EXERCISE DETAILS
Filter the data below for the string "Natural" and copy each matching line.

Dataset items:

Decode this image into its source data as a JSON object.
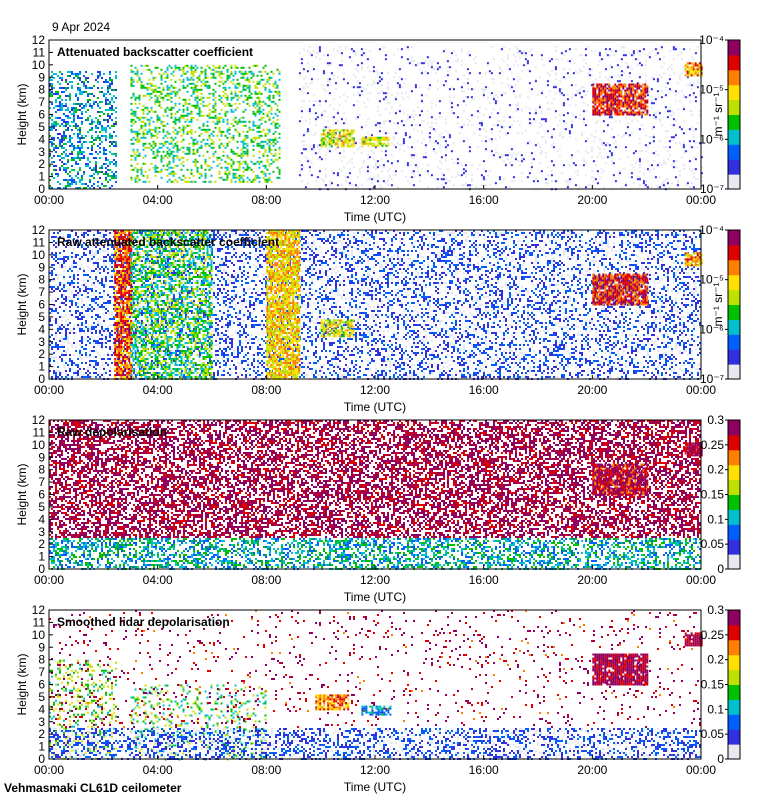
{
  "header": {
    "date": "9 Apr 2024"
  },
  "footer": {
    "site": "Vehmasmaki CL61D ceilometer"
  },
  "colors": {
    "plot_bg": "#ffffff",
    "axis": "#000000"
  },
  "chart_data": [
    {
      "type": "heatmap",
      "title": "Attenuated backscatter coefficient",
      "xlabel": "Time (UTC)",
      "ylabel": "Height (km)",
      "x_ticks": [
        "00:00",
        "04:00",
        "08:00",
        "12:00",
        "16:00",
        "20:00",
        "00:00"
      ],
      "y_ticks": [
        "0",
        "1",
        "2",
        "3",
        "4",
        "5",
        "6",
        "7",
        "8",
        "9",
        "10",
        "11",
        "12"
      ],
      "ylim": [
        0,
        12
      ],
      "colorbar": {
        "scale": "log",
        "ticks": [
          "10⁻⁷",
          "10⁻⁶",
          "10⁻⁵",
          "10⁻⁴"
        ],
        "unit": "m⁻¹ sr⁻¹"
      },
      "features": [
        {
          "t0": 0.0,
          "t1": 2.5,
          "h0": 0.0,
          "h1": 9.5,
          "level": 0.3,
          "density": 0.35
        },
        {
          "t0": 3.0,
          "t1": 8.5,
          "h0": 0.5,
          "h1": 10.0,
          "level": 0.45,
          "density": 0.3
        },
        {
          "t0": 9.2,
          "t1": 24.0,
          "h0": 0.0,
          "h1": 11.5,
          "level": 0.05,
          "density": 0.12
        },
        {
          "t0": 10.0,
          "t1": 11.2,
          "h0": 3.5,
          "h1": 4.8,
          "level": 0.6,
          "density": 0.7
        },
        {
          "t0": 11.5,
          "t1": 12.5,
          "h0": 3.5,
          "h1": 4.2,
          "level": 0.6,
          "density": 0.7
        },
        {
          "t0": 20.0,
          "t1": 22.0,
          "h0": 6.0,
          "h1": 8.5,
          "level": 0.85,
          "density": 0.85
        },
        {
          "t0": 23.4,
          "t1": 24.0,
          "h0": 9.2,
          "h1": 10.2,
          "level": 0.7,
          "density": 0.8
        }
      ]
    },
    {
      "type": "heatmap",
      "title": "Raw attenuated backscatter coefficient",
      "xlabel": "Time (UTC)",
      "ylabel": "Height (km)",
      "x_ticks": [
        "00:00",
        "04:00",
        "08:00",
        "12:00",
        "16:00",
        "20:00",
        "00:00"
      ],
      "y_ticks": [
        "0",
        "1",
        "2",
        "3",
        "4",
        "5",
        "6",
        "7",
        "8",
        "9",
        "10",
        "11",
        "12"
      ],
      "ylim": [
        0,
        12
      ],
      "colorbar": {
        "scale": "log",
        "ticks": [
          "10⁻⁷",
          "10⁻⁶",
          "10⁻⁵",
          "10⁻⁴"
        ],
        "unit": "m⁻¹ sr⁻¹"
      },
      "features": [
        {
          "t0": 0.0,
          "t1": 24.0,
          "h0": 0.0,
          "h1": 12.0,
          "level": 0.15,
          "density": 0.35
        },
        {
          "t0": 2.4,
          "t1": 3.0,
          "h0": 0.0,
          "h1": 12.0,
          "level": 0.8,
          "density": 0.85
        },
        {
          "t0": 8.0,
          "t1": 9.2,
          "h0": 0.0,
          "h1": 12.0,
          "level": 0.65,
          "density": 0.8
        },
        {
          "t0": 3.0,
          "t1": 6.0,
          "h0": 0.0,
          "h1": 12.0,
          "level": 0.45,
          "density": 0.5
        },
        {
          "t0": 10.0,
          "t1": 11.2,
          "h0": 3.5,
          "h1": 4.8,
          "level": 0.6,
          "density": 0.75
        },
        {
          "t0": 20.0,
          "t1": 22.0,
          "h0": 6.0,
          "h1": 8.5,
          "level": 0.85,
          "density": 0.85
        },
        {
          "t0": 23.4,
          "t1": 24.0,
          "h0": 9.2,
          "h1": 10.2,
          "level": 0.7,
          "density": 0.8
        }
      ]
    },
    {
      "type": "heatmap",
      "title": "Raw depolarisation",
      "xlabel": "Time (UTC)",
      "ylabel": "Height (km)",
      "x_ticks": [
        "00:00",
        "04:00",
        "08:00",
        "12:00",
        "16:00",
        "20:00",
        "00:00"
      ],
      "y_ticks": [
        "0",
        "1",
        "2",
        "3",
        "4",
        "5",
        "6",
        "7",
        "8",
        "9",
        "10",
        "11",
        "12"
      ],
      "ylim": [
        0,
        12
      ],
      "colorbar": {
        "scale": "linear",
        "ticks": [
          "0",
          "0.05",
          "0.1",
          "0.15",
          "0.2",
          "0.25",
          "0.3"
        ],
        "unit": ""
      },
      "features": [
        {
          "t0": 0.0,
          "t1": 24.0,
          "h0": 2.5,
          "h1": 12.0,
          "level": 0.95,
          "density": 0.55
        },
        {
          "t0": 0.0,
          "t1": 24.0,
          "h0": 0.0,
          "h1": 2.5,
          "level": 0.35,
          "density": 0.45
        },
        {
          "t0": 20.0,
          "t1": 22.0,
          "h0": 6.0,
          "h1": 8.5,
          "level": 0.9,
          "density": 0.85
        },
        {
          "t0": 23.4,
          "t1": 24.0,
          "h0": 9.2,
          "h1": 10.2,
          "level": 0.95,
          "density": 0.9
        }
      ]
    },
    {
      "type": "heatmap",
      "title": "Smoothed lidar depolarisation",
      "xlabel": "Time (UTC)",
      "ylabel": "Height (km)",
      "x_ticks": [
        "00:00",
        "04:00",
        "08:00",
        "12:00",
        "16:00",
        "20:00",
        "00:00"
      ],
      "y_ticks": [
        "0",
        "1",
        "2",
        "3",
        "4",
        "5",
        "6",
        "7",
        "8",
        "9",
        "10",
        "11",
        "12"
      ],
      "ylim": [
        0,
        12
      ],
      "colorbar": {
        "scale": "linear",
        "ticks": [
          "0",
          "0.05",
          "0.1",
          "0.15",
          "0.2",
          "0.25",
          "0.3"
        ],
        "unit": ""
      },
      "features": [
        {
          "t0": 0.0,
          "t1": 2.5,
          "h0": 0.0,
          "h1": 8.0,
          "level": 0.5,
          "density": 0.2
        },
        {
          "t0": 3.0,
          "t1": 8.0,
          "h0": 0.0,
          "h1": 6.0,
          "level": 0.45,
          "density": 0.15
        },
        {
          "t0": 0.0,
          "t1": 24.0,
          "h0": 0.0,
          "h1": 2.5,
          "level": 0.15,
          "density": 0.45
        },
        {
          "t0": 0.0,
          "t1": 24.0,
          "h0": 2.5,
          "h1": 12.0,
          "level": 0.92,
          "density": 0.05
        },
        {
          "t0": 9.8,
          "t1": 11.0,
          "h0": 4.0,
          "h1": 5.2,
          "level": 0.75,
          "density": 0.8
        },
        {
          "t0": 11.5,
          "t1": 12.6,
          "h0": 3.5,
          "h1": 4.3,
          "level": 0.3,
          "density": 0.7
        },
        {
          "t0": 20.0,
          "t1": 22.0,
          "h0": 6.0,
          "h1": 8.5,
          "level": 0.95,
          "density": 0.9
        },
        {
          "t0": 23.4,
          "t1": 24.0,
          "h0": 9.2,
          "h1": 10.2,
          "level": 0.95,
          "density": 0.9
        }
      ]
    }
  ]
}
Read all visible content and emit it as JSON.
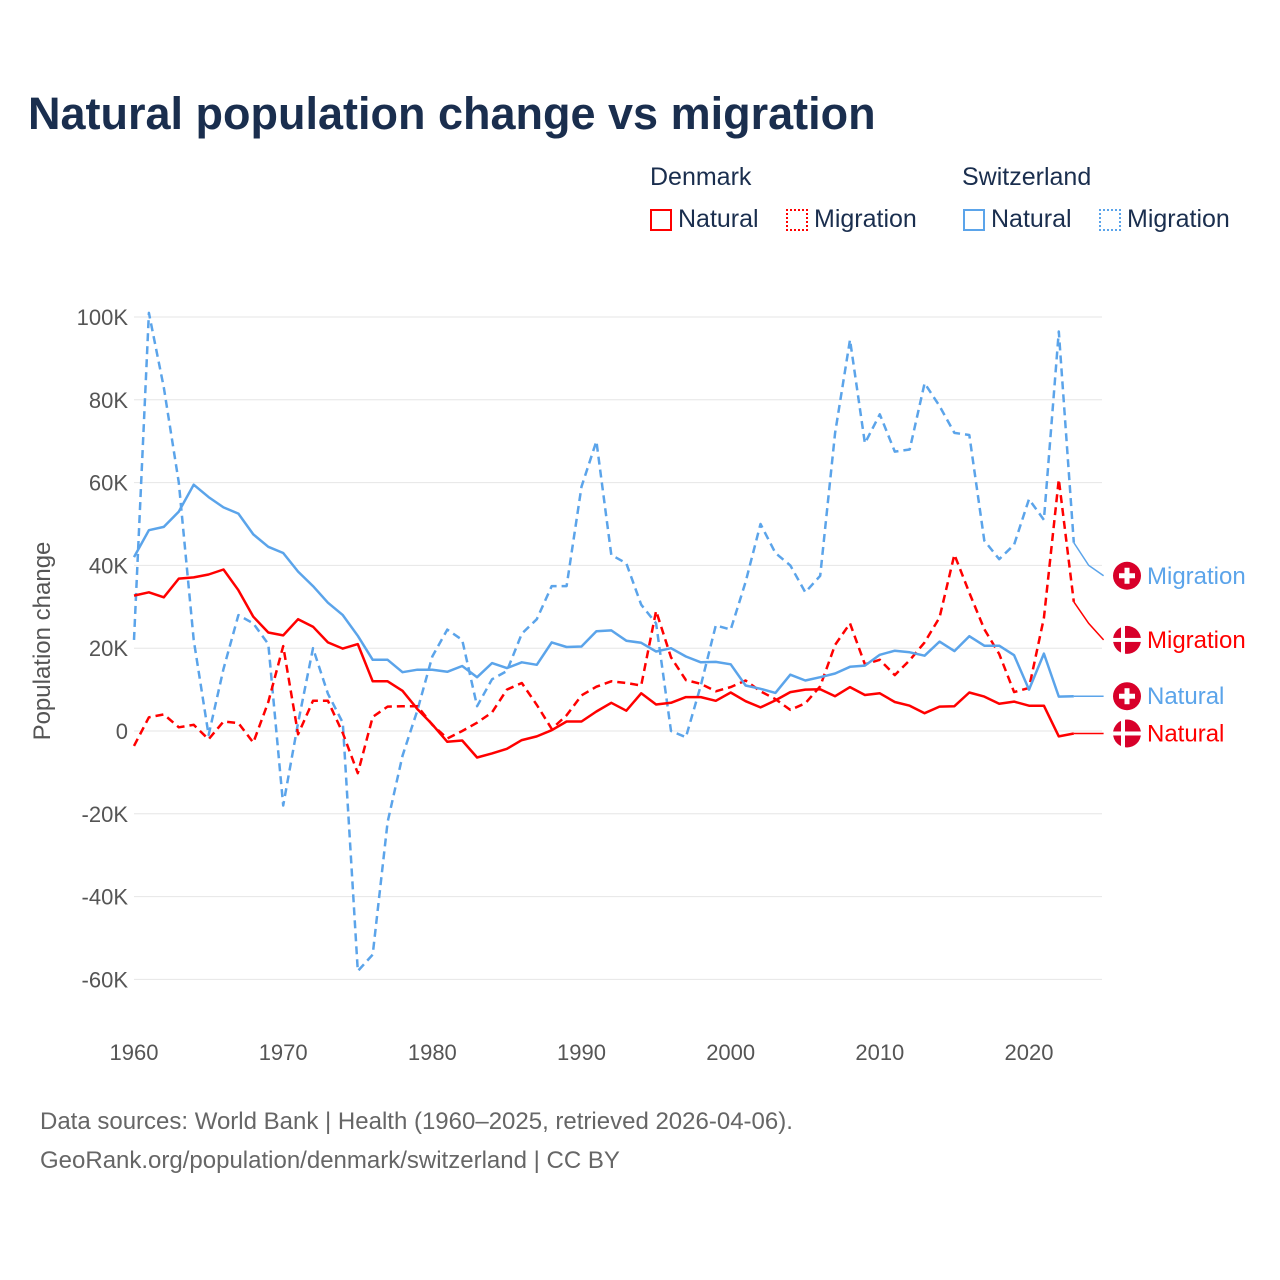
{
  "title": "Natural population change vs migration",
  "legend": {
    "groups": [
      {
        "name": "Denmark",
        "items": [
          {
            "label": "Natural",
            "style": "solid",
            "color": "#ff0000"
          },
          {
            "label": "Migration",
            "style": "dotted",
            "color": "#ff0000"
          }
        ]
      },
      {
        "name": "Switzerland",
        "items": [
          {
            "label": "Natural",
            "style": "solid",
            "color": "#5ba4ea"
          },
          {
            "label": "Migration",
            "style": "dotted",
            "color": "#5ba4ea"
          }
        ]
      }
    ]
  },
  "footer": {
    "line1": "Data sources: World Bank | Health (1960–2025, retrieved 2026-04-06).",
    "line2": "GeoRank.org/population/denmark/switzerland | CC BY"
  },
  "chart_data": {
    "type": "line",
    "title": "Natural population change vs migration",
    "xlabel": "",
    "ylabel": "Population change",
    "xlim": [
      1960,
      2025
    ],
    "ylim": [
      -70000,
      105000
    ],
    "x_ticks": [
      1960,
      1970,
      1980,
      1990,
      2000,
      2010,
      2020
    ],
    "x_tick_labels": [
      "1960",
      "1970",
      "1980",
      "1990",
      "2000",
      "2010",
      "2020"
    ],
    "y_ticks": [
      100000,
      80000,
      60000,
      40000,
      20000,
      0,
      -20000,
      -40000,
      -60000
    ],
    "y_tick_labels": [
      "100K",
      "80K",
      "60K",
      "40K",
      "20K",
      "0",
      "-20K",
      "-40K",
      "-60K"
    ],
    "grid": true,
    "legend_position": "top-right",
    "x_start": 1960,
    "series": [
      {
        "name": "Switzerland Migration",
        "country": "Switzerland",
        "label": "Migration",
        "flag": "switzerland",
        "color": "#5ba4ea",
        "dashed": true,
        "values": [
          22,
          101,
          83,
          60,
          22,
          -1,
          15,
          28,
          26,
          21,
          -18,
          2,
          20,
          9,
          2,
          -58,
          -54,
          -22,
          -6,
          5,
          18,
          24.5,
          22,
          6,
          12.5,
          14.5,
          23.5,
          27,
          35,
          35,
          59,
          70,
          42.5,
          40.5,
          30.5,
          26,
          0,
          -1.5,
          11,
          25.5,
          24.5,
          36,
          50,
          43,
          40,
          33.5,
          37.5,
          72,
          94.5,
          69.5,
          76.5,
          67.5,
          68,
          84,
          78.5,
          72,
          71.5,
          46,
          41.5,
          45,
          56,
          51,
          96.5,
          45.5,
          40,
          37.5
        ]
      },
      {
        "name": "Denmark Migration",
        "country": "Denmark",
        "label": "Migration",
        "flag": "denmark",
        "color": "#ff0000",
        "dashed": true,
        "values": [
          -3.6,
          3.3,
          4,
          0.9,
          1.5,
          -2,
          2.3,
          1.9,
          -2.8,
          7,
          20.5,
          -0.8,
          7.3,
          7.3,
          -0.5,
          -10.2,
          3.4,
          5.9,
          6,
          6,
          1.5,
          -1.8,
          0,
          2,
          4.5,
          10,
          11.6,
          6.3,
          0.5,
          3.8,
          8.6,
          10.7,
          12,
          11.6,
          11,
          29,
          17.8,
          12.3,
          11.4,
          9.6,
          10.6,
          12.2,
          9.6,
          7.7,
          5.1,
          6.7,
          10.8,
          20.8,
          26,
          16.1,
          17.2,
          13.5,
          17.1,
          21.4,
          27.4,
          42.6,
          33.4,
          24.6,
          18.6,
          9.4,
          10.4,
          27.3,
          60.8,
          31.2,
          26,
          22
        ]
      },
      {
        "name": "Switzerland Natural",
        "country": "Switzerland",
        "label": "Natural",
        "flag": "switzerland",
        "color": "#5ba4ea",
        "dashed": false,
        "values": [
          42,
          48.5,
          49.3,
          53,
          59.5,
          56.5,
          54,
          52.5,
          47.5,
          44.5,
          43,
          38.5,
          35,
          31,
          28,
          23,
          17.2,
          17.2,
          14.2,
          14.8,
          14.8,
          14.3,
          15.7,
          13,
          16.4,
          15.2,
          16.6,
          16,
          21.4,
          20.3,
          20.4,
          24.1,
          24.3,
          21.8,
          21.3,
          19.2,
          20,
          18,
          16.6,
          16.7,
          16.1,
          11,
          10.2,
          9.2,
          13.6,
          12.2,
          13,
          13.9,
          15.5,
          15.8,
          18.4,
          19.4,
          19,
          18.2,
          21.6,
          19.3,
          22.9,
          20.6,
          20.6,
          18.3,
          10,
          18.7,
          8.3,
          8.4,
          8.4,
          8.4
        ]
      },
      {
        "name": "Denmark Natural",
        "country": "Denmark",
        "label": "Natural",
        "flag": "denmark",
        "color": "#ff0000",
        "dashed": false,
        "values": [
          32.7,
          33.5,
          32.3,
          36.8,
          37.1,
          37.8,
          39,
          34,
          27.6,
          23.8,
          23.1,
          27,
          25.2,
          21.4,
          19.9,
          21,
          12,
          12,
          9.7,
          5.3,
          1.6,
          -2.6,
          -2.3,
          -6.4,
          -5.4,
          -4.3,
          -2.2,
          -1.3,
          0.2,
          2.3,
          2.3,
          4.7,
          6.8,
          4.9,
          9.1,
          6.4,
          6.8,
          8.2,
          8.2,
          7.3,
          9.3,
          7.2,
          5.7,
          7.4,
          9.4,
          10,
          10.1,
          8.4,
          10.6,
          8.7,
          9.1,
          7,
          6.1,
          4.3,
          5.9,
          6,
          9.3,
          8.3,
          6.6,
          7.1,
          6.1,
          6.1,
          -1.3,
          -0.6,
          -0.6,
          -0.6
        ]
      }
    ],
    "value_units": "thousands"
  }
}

RESPONSE TO THIS EXERCISE
  "title": "Natural population change vs migration",
            "label": "Natural",
            "label": "Natural",
    "title": "Natural population change vs migration",
        "name": "Switzerland Natural",
        "label": "Natural",
        "name": "Denmark Natural",
        "label": "Natural",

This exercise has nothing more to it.